Text provided:
********************
Goswin--

Thank goodness. I'm not alone.

I did a little research, now better than never:

http://james-iry.blogspot.com/2009/04/erlang-style-actors-are-all-about_16.html
   (Actor patterns are all about locking)

http://people.inf.ethz.ch/chmaria/Pubs/TFP-2011.pdf
  (in this second one, they state:

"...
However, Erlang does not avoid all problems associated with concurrent
execution. In particular, it provides for interactions and communication
patterns
between processes that may be stuck in their execution until some conditions
are met, hence allowing certain kinds of deadlocks in programs. In
addition, as
Erlang's primary application area is in large-scale, reactive control
systems that
create an unbounded number of processes, such as server applications, these
pro-
cess interactions become complex and extremely hard to predict. Not only
that,
but also deadlocks may remain unexposed during testing and when revealed, it
is quite distressing to reproduce them, let alone find their cause.")

http://lambda-the-ultimate.org/node/4908#comment-79110
  (How JActor helps avoid Actor deadlocks...)

And so on.

​Anyone with words of wisdom? Is there no easy way out of this mess?
Pieter, am I missing the forest for the trees here?

murf
​



On Fri, Aug 29, 2014 at 5:02 AM, Goswin von Brederlow <goswin-...@web.de>
wrote:

> On Thu, Aug 28, 2014 at 08:58:49AM -0600, Steve Murphy wrote:
> > Pieter--
> >
> > Last year, I read the book, Programming Erlang, by Joe Armstrong, and I
> was
> > fascinated by the ideology behind the general thread-per-object approach,
> > where
> > each "object" is managed by its own thread, via message passing.
> >
> > Erlang has a really "involved" message passing scheme, involving pattern
> > matching, a "mailbox", recieve timer, a "save queue". Needless to say,
> all
> > this makes a very powerful way of prioritizing messages, so a busy object
> > manager can pull high-priority requests from the mailbox and act on them
> > immediately, saving lower priority requests for later.
********************
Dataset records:

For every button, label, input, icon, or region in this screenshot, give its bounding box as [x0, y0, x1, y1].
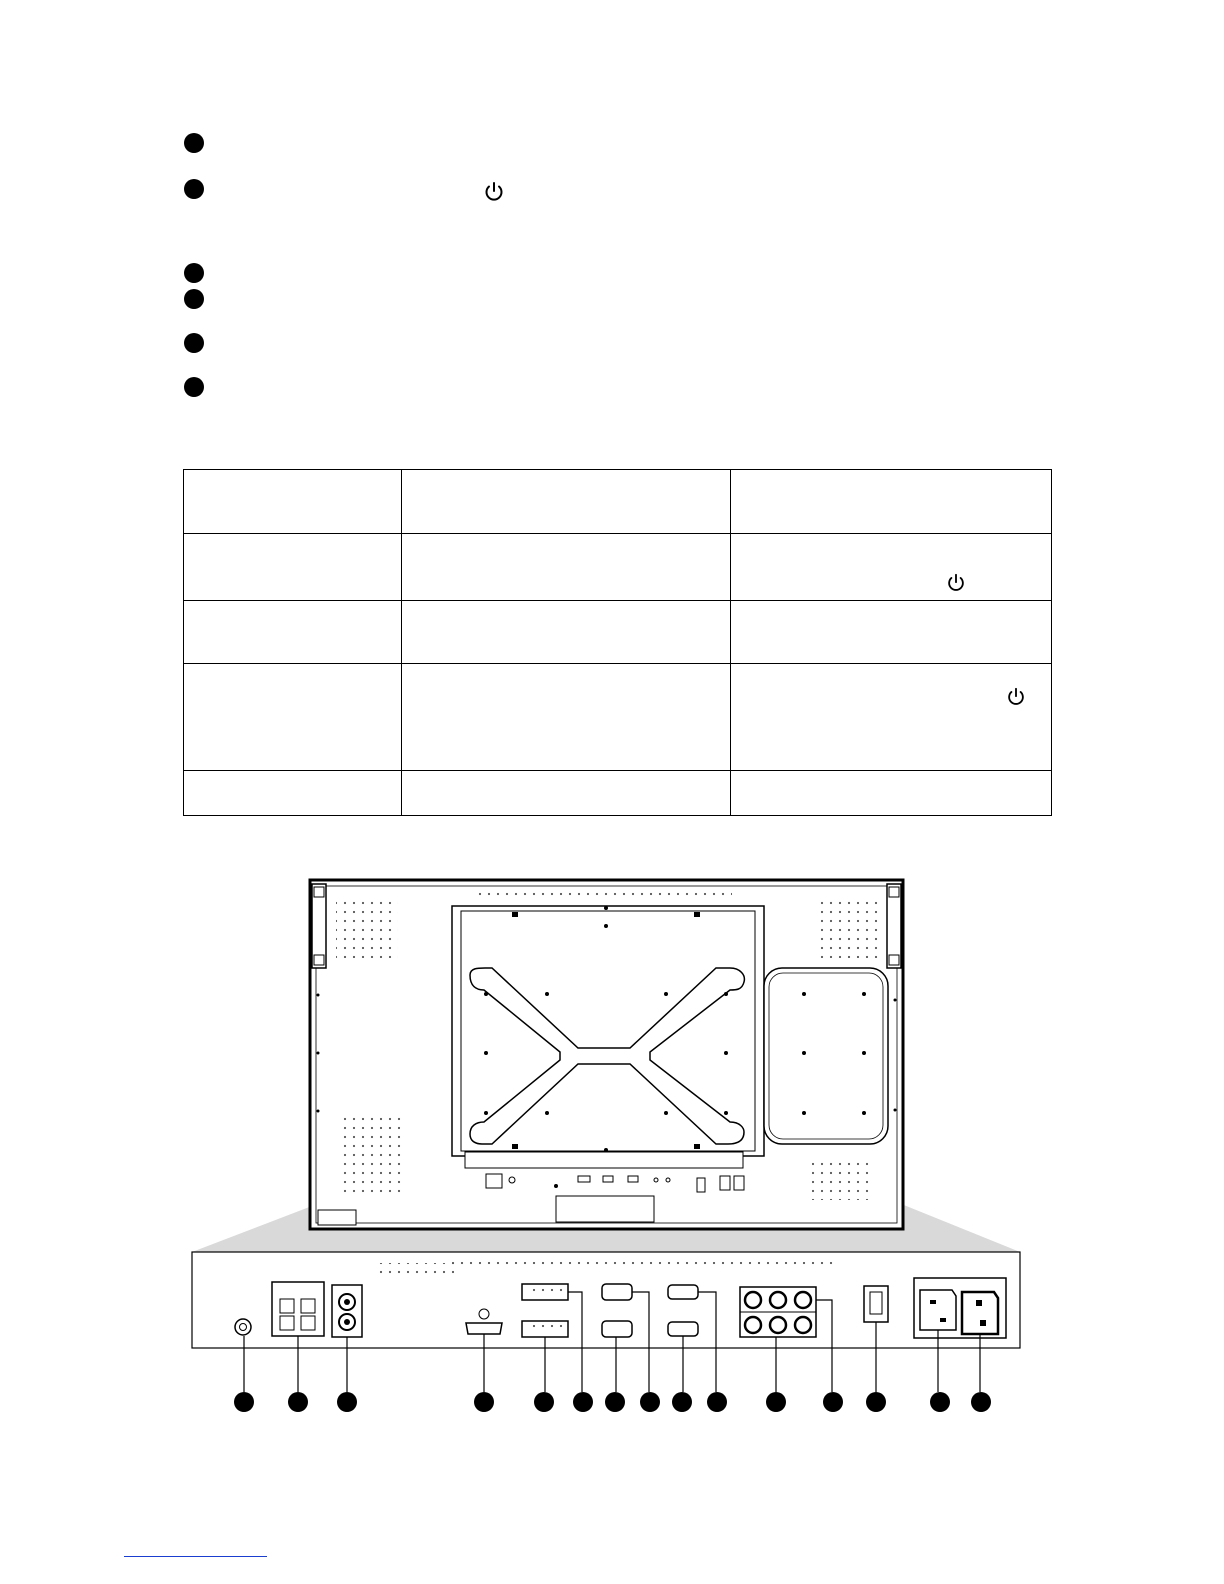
- table-cell: [402, 534, 731, 601]
- cell-text: [184, 601, 401, 613]
- table-cell: [731, 470, 1052, 534]
- callout-marker-13: [866, 1392, 886, 1412]
- callout-marker-8: [640, 1392, 660, 1412]
- component-rca-block: [740, 1287, 816, 1337]
- table-cell: [184, 470, 402, 534]
- table-row: [184, 601, 1052, 664]
- cell-text: [731, 771, 1051, 783]
- callout-marker-7: [605, 1392, 625, 1412]
- bullet-marker-5: [184, 333, 204, 353]
- table-cell: [184, 601, 402, 664]
- table-cell: [402, 664, 731, 771]
- table-cell: [184, 664, 402, 771]
- ac-sockets: [914, 1278, 1006, 1338]
- cell-text: [184, 470, 401, 482]
- table-cell: [402, 601, 731, 664]
- cell-text: [184, 771, 401, 783]
- table-cell: [184, 771, 402, 816]
- footer-link-underline[interactable]: [124, 1556, 267, 1557]
- table-row: [184, 470, 1052, 534]
- table-row: [184, 771, 1052, 816]
- bullet-marker-3: [184, 263, 204, 283]
- table-cell: [731, 771, 1052, 816]
- table-cell: [402, 771, 731, 816]
- cell-text: [402, 601, 730, 613]
- table-cell: [731, 534, 1052, 601]
- side-panel: [764, 968, 888, 1144]
- cell-text: [731, 534, 1051, 546]
- callout-marker-3: [337, 1392, 357, 1412]
- aux-jack: [235, 1319, 251, 1335]
- callout-marker-5: [534, 1392, 554, 1412]
- cell-text: [184, 534, 401, 546]
- callout-marker-14: [930, 1392, 950, 1412]
- table-row: [184, 664, 1052, 771]
- table-row: [184, 534, 1052, 601]
- callout-marker-15: [971, 1392, 991, 1412]
- connector-panel-enlarged: [192, 1252, 1020, 1392]
- power-icon: [1005, 686, 1027, 713]
- callout-marker-9: [672, 1392, 692, 1412]
- bullet-marker-2: [184, 179, 204, 199]
- callout-marker-10: [707, 1392, 727, 1412]
- cell-text: [731, 470, 1051, 482]
- bullet-marker-1: [184, 133, 204, 153]
- mounting-plate: [452, 906, 764, 1156]
- callout-marker-6: [573, 1392, 593, 1412]
- cell-text: [402, 664, 730, 676]
- cell-text: [731, 664, 1051, 676]
- callout-marker-11: [766, 1392, 786, 1412]
- bullet-marker-6: [184, 377, 204, 397]
- callout-marker-2: [288, 1392, 308, 1412]
- power-icon: [945, 572, 967, 599]
- table-cell: [184, 534, 402, 601]
- bullet-marker-4: [184, 289, 204, 309]
- speaker-terminals: [272, 1282, 324, 1336]
- power-icon: [482, 180, 506, 204]
- callout-marker-12: [823, 1392, 843, 1412]
- power-switch: [864, 1286, 888, 1322]
- table-cell: [731, 601, 1052, 664]
- rear-panel-diagram: [0, 870, 1224, 1430]
- cell-text: [184, 664, 401, 676]
- cell-text: [731, 601, 1051, 613]
- table-cell: [402, 470, 731, 534]
- spec-table: [183, 469, 1052, 816]
- callout-marker-1: [234, 1392, 254, 1412]
- cell-text: [402, 470, 730, 482]
- audio-rca-pair: [332, 1285, 362, 1337]
- callout-marker-4: [474, 1392, 494, 1412]
- table-cell: [731, 664, 1052, 771]
- cell-text: [402, 534, 730, 546]
- cell-text: [402, 771, 730, 783]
********************
Required work:
1. Please say whether each statement agrees with the Erlang email: (a) the quoted paper claims Erlang avoids all problems of concurrent execution; (b) the writer read Programming Erlang by Joe Armstrong last year; (c) deadlocks can stay hidden during testing. For each, answer yes or no and quote the deciding words.
2. Extend the Erlang email from its last line onward.

Answers for this exercise:
1.
(a) No: "However, Erlang does not avoid all problems associated with concurrent"
(b) Yes: "Last year, I read the book, Programming Erlang, by Joe Armstrong"
(c) Yes: "deadlocks may remain unexposed during testing"

2.
> >
> > I see in a paper at http://zeromq.org/blog:multithreading-magic, the
> same
> > sort of admiration for Erlang's methodology.
> >
> > But...
> >
> > I'm not seeing the cure-all, end-all, solution to concurrency problems,
> and
> > it bothers me, because I'm probably missing something fundamental,
> something
> > I should have picked up on, but didn't.
> >
> > ???Erlang allows other processes/threads to drop requests in an object's
> > mailbox, but
> > it also has a mechanism for waiting until the action is complete, as the
> > "object"
> > can send a response.
> >
> > It's this response wait that is the killer. Now, I've done a lot of work
> > on/with Asterisk,
> > and it is heavily mulithreaded, in the old-school way, and has a ton of
> > critical
> > sections, and locks, and mutiple locks for a single action. They have
> > evolved
> > some fairly involved strategies to avoid deadlocks, including putting a
> > timer
> > on the lock, and if it times out, giving up the lock they already have,
> and
> > starting
> > over, allowing the contending party to obtain the lock they need, finish
> > their
> > "thing", which allows you to continue and obtain the lock you need to do
> > your
> > "thing". And on and on it goes.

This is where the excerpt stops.